WHAT IS EXPECTED
In the data, find each line where the word "elements" appears and list that line.
====== STUDY MATERIAL
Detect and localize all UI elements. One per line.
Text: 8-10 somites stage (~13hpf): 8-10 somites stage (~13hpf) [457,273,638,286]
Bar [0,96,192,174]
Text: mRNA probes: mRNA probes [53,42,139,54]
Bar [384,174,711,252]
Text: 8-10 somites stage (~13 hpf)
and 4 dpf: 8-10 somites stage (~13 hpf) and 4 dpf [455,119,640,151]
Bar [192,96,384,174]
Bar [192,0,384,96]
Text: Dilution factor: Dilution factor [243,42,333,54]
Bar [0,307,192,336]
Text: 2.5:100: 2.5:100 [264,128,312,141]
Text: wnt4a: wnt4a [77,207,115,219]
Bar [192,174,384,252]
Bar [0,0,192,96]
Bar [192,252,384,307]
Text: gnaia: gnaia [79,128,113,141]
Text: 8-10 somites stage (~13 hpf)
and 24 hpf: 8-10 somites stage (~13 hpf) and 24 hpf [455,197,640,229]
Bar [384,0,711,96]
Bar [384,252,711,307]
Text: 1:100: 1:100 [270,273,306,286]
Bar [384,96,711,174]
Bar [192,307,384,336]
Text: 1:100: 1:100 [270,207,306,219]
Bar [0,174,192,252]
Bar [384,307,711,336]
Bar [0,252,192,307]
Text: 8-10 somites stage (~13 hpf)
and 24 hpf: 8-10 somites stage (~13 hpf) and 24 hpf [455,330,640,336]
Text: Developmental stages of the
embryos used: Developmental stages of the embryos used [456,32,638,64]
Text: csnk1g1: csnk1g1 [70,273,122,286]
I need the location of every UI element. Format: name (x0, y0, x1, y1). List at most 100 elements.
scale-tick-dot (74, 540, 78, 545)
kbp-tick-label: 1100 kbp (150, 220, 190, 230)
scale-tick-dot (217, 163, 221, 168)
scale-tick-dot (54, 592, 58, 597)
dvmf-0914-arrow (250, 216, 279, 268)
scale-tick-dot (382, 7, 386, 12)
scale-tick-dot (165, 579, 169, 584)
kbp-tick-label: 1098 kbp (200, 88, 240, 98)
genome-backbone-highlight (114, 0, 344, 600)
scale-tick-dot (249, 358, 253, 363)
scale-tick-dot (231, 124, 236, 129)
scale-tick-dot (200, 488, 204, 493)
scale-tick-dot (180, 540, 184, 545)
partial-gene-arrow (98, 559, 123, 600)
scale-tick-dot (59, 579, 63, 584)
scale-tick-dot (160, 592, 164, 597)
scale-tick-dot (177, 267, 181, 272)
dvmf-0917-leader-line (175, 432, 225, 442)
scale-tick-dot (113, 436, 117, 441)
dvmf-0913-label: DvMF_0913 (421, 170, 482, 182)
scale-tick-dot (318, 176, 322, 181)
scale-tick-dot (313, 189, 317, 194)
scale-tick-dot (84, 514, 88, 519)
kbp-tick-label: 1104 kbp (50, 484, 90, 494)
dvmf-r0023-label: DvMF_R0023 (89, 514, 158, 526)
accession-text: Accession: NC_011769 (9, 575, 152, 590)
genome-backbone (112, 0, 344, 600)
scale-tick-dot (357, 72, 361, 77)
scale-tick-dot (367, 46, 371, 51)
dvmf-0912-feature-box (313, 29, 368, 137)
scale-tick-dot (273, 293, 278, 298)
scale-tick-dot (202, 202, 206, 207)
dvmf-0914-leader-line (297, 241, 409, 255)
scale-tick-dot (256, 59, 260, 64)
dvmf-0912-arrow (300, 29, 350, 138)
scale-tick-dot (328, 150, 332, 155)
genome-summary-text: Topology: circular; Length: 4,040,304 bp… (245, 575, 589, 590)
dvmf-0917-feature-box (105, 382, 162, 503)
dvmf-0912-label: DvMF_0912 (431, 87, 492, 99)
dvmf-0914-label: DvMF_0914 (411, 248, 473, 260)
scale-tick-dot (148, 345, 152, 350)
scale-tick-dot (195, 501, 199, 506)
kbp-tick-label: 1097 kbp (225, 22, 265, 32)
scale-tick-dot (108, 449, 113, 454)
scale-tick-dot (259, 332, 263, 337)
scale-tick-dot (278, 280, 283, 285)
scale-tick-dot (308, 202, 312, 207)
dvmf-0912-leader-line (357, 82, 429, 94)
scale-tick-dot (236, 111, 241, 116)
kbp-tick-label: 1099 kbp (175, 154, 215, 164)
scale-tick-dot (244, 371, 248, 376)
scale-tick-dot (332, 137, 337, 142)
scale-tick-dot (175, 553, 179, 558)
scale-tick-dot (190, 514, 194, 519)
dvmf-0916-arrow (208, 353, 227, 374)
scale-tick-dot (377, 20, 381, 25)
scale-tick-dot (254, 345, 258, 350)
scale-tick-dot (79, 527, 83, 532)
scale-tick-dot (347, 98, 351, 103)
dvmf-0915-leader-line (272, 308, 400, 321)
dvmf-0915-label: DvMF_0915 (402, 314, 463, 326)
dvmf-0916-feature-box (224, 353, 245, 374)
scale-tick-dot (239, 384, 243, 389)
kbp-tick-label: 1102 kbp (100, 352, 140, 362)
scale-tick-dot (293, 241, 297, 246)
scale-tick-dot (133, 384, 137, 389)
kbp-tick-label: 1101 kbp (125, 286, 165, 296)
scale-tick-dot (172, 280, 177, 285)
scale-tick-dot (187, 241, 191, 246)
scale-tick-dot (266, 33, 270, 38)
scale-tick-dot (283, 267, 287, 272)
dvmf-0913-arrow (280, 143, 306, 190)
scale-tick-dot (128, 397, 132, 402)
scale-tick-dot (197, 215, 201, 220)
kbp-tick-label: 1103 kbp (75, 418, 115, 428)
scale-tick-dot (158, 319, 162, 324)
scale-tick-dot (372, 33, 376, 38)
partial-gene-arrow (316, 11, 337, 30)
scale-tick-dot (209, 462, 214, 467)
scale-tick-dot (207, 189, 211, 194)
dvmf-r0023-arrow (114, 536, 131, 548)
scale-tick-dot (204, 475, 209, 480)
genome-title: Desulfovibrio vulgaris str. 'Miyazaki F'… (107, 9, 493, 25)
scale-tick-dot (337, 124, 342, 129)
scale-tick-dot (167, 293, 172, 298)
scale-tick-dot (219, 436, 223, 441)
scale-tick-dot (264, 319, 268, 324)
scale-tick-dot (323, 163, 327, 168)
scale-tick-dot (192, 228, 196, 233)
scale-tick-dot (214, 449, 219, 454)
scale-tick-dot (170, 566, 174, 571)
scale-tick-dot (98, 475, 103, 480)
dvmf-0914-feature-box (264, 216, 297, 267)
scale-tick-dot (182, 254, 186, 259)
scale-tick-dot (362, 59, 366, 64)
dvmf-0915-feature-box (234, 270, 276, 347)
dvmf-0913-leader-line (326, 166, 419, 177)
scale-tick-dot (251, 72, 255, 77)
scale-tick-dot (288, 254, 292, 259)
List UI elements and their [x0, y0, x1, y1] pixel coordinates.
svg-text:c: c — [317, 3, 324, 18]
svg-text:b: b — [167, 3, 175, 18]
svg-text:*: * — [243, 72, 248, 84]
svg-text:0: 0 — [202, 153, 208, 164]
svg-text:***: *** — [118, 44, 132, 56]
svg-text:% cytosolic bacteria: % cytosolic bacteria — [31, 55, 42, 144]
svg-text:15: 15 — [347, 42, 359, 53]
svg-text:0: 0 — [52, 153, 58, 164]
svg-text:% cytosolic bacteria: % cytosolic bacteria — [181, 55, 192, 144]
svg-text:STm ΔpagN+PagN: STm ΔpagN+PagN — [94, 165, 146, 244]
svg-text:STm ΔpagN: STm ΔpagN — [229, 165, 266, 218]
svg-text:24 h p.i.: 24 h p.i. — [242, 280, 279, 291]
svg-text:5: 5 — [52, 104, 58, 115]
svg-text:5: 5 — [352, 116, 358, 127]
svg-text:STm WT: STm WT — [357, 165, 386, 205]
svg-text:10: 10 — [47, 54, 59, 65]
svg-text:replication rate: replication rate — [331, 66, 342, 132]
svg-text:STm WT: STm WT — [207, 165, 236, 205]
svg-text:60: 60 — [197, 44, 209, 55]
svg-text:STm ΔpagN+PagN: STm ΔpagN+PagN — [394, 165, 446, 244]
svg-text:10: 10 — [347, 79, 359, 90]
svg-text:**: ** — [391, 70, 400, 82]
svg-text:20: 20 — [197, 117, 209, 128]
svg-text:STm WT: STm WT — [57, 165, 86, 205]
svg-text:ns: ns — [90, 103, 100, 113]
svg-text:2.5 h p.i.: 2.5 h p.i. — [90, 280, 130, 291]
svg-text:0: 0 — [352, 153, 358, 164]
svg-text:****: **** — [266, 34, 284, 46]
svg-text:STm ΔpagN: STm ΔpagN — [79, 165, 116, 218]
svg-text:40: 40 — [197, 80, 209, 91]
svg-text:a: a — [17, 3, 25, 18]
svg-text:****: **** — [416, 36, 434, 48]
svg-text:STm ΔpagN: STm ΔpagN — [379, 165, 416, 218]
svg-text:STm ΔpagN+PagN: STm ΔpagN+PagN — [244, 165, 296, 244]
============
RESULT BELOW
Detect and localize all UI elements. One per line.
I need the location of every UI element. Format: name (x0, y0, x1, y1). List at most 100 elements.
List UI elements and their [x0, y0, x1, y1] pixel coordinates.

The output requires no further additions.